Aim: Filter the entries below, keeping every line that has the word "pasowych".

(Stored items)
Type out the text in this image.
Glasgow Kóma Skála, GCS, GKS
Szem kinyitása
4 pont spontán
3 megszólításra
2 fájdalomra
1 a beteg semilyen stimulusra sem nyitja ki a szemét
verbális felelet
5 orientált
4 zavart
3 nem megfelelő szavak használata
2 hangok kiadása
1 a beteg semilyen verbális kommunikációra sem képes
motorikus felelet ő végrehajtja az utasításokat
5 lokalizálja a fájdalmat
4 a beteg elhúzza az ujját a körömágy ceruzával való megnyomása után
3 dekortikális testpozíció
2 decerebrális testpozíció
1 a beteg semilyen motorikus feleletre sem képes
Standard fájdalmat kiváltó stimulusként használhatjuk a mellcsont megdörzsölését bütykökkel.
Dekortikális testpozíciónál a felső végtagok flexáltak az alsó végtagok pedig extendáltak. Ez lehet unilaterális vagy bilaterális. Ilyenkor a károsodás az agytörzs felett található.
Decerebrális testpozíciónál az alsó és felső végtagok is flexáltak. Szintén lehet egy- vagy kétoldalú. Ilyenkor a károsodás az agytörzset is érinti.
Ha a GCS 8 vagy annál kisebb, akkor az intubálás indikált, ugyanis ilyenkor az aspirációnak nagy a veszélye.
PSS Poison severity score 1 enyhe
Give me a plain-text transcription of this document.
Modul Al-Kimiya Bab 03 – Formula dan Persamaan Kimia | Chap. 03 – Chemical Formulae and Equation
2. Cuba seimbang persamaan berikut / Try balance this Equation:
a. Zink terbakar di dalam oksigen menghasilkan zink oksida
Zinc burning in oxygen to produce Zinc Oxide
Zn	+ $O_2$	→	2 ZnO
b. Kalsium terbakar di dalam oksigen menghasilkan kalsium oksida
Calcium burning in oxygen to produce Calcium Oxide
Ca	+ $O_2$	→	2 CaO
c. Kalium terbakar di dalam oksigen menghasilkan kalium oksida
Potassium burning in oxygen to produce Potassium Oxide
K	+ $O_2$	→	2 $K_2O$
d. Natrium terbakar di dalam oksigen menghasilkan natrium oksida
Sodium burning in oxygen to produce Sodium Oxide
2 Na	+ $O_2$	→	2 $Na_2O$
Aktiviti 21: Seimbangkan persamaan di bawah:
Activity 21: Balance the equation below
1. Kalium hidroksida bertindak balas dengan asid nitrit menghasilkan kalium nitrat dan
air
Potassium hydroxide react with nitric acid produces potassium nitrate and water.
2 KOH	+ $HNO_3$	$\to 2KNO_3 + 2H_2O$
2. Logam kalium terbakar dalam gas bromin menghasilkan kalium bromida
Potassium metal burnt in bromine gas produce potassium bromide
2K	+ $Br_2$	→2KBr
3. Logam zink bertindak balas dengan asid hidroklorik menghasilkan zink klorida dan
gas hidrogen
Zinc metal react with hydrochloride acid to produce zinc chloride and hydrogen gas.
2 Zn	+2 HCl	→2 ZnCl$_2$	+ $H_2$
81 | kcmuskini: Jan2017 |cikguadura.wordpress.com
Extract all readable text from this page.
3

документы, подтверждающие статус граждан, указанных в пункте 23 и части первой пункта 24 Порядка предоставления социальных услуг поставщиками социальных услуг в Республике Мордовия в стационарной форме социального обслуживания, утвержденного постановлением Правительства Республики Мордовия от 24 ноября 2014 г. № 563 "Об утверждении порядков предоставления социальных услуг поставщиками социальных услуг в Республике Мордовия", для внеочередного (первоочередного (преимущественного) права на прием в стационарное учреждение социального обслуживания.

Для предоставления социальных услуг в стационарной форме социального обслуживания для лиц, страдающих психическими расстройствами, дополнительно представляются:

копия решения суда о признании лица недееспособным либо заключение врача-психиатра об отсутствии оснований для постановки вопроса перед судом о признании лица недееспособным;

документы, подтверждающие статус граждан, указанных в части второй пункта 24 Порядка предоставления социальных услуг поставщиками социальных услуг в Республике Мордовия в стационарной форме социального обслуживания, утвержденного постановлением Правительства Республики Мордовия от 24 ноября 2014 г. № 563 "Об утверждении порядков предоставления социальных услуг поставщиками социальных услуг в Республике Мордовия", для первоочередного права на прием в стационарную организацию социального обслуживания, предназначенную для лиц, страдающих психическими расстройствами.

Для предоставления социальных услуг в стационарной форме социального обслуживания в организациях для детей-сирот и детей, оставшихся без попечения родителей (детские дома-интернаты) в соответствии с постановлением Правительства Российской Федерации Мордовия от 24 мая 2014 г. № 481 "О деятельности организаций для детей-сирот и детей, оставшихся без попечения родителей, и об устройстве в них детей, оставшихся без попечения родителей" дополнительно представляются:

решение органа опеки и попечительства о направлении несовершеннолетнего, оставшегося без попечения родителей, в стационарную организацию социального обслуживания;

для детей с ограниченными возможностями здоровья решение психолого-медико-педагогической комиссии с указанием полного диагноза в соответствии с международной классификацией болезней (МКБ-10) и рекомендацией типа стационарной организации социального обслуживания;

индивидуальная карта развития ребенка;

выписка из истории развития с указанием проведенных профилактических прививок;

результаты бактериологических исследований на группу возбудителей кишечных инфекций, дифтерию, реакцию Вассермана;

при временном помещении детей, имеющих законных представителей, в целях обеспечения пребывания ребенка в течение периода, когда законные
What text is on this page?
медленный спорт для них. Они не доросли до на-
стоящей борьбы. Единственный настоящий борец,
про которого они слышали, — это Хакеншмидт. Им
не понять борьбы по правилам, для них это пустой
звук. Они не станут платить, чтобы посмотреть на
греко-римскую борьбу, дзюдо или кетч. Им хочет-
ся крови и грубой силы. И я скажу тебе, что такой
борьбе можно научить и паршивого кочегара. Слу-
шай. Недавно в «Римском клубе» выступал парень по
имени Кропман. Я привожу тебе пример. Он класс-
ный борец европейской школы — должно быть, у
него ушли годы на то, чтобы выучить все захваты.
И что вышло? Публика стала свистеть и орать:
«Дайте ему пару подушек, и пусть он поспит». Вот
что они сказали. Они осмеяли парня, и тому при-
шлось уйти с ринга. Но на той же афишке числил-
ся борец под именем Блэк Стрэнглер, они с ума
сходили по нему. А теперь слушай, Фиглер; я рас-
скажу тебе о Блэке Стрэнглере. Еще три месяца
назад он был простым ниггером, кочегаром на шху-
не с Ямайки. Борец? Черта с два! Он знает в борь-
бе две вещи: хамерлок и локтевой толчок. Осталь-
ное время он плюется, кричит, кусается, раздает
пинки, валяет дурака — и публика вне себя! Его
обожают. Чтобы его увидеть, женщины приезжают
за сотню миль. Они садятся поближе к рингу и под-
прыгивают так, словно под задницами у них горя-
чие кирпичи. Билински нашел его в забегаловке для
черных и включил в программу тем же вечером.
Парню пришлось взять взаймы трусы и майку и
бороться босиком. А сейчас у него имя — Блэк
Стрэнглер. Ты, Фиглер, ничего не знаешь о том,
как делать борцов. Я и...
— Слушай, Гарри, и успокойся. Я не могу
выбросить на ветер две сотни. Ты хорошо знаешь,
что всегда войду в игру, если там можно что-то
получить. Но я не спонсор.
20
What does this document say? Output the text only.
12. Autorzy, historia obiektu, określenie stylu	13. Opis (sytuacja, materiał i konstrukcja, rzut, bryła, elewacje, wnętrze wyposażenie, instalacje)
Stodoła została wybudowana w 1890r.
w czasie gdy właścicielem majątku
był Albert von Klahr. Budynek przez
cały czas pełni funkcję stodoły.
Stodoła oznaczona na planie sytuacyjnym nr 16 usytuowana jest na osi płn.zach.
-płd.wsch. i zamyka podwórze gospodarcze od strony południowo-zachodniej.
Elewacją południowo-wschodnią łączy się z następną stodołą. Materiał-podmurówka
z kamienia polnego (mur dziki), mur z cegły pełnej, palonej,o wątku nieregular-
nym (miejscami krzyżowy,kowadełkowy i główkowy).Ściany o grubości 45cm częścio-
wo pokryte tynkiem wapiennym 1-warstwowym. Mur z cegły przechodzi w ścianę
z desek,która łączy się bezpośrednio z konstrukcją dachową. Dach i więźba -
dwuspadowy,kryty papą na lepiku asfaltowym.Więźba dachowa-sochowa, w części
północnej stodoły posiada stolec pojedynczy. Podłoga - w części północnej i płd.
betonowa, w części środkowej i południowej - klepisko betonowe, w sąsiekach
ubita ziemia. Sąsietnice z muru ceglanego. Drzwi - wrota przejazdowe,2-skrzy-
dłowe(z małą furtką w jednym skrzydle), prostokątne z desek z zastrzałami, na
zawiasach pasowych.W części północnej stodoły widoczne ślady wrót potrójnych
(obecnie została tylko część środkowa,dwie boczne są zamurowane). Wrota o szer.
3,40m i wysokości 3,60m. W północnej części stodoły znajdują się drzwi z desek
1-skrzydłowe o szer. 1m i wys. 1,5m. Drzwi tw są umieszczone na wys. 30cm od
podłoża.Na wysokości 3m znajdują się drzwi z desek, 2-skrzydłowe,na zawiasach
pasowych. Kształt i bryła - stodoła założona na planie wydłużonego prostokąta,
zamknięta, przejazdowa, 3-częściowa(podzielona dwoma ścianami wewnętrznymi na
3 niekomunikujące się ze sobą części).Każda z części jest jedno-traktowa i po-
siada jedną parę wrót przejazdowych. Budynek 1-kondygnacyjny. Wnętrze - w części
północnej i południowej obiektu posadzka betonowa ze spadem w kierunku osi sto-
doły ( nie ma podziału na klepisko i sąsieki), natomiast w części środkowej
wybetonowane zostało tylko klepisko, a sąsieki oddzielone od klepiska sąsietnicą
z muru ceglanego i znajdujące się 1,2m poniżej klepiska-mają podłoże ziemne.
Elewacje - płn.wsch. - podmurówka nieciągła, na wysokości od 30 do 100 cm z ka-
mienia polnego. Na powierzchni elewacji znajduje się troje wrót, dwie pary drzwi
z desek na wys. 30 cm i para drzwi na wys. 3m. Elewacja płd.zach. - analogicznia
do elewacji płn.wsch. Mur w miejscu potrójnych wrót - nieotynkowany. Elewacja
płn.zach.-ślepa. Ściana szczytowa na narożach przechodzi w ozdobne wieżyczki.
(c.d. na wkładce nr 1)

Reply:
zawiasach pasowych.W części północnej stodoły widoczne ślady wrót potrójnych
pasowych. Kształt i bryła - stodoła założona na planie wydłużonego prostokąta,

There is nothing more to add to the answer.